◆ Directions for this task
Exactly as they appear, output all of the records. Skip any images.

◆ Data lines

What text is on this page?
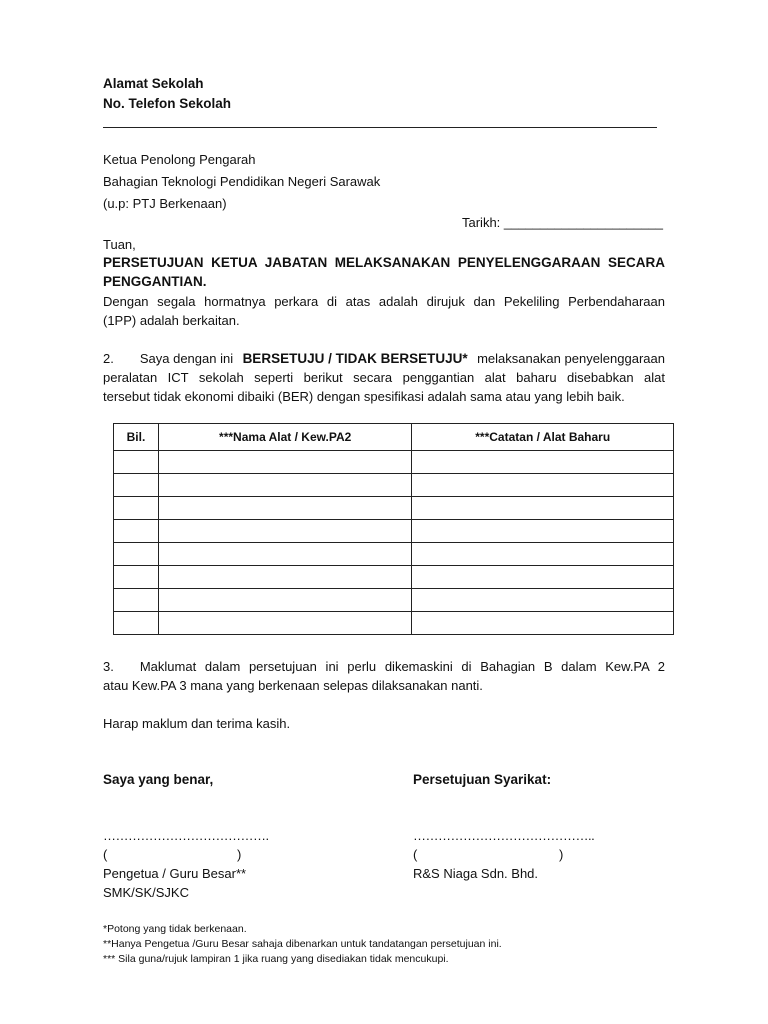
Alamat Sekolah
No. Telefon Sekolah
Ketua Penolong Pengarah
Bahagian Teknologi Pendidikan Negeri Sarawak
(u.p: PTJ Berkenaan)
Tarikh: ______________________
Tuan,
PERSETUJUAN KETUA JABATAN MELAKSANAKAN PENYELENGGARAAN SECARA
PENGGANTIAN.
Dengan segala hormatnya perkara di atas adalah dirujuk dan Pekeliling Perbendaharaan
(1PP) adalah berkaitan.
2. Saya dengan ini BERSETUJU / TIDAK BERSETUJU* melaksanakan penyelenggaraan
peralatan ICT sekolah seperti berikut secara penggantian alat baharu disebabkan alat
tersebut tidak ekonomi dibaiki (BER) dengan spesifikasi adalah sama atau yang lebih baik.
Bil.	***Nama Alat / Kew.PA2	***Catatan / Alat Baharu

3. Maklumat dalam persetujuan ini perlu dikemaskini di Bahagian B dalam Kew.PA 2
atau Kew.PA 3 mana yang berkenaan selepas dilaksanakan nanti.
Harap maklum dan terima kasih.
Saya yang benar,	Persetujuan Syarikat:
………………………………….	……………………………………..
(	)	(	)
Pengetua / Guru Besar**	R&S Niaga Sdn. Bhd.
SMK/SK/SJKC
*Potong yang tidak berkenaan.
**Hanya Pengetua /Guru Besar sahaja dibenarkan untuk tandatangan persetujuan ini.
*** Sila guna/rujuk lampiran 1 jika ruang yang disediakan tidak mencukupi.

◆ Exercise answer
What text is on this page?
Alamat Sekolah
No. Telefon Sekolah
Ketua Penolong Pengarah
Bahagian Teknologi Pendidikan Negeri Sarawak
(u.p: PTJ Berkenaan)
Tarikh: ______________________
Tuan,
PERSETUJUAN KETUA JABATAN MELAKSANAKAN PENYELENGGARAAN SECARA
PENGGANTIAN.
Dengan segala hormatnya perkara di atas adalah dirujuk dan Pekeliling Perbendaharaan
(1PP) adalah berkaitan.
2. Saya dengan ini BERSETUJU / TIDAK BERSETUJU* melaksanakan penyelenggaraan
peralatan ICT sekolah seperti berikut secara penggantian alat baharu disebabkan alat
tersebut tidak ekonomi dibaiki (BER) dengan spesifikasi adalah sama atau yang lebih baik.
Bil.	***Nama Alat / Kew.PA2	***Catatan / Alat Baharu

3. Maklumat dalam persetujuan ini perlu dikemaskini di Bahagian B dalam Kew.PA 2
atau Kew.PA 3 mana yang berkenaan selepas dilaksanakan nanti.
Harap maklum dan terima kasih.
Saya yang benar,	Persetujuan Syarikat:
………………………………….	……………………………………..
(	)	(	)
Pengetua / Guru Besar**	R&S Niaga Sdn. Bhd.
SMK/SK/SJKC
*Potong yang tidak berkenaan.
**Hanya Pengetua /Guru Besar sahaja dibenarkan untuk tandatangan persetujuan ini.
*** Sila guna/rujuk lampiran 1 jika ruang yang disediakan tidak mencukupi.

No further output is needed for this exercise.